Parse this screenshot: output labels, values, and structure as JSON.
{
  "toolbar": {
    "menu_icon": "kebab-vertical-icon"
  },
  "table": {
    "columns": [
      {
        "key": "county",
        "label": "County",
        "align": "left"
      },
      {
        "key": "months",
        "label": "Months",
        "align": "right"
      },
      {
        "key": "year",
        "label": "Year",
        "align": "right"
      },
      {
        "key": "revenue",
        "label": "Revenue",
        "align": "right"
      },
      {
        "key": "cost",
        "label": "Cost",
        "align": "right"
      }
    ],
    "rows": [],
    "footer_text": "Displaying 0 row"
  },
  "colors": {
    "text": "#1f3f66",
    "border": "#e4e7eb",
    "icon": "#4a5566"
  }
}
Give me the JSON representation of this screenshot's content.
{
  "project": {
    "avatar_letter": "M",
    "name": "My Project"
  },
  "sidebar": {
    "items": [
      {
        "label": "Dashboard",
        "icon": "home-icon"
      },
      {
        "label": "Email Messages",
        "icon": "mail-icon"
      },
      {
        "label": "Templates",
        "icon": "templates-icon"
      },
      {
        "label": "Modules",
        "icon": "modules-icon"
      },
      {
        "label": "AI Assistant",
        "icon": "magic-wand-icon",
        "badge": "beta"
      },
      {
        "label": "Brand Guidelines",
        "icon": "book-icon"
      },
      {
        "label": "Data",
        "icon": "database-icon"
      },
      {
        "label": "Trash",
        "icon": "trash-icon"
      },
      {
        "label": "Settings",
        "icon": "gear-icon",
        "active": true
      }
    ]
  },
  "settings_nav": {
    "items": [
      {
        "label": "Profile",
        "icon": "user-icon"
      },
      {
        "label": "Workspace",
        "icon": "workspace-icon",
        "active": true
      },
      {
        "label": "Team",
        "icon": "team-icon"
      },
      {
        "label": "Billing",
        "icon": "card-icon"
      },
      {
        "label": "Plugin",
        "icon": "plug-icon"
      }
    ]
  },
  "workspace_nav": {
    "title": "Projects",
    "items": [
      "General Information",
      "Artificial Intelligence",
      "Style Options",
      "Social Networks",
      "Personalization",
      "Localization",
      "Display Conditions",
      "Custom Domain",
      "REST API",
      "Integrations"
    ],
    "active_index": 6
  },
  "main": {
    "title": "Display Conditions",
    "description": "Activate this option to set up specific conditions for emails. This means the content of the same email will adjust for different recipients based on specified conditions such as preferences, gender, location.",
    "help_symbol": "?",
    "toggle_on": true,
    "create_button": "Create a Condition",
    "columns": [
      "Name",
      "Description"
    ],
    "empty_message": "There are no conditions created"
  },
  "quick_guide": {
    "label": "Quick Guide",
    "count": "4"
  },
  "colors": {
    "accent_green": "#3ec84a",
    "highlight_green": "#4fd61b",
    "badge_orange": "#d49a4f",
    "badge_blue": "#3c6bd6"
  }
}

● ● ● ● ● ● ●

● Short task:
Looking at the listing above, count the lines that contain "this" and give nothing but the number.

● Worked answer:
3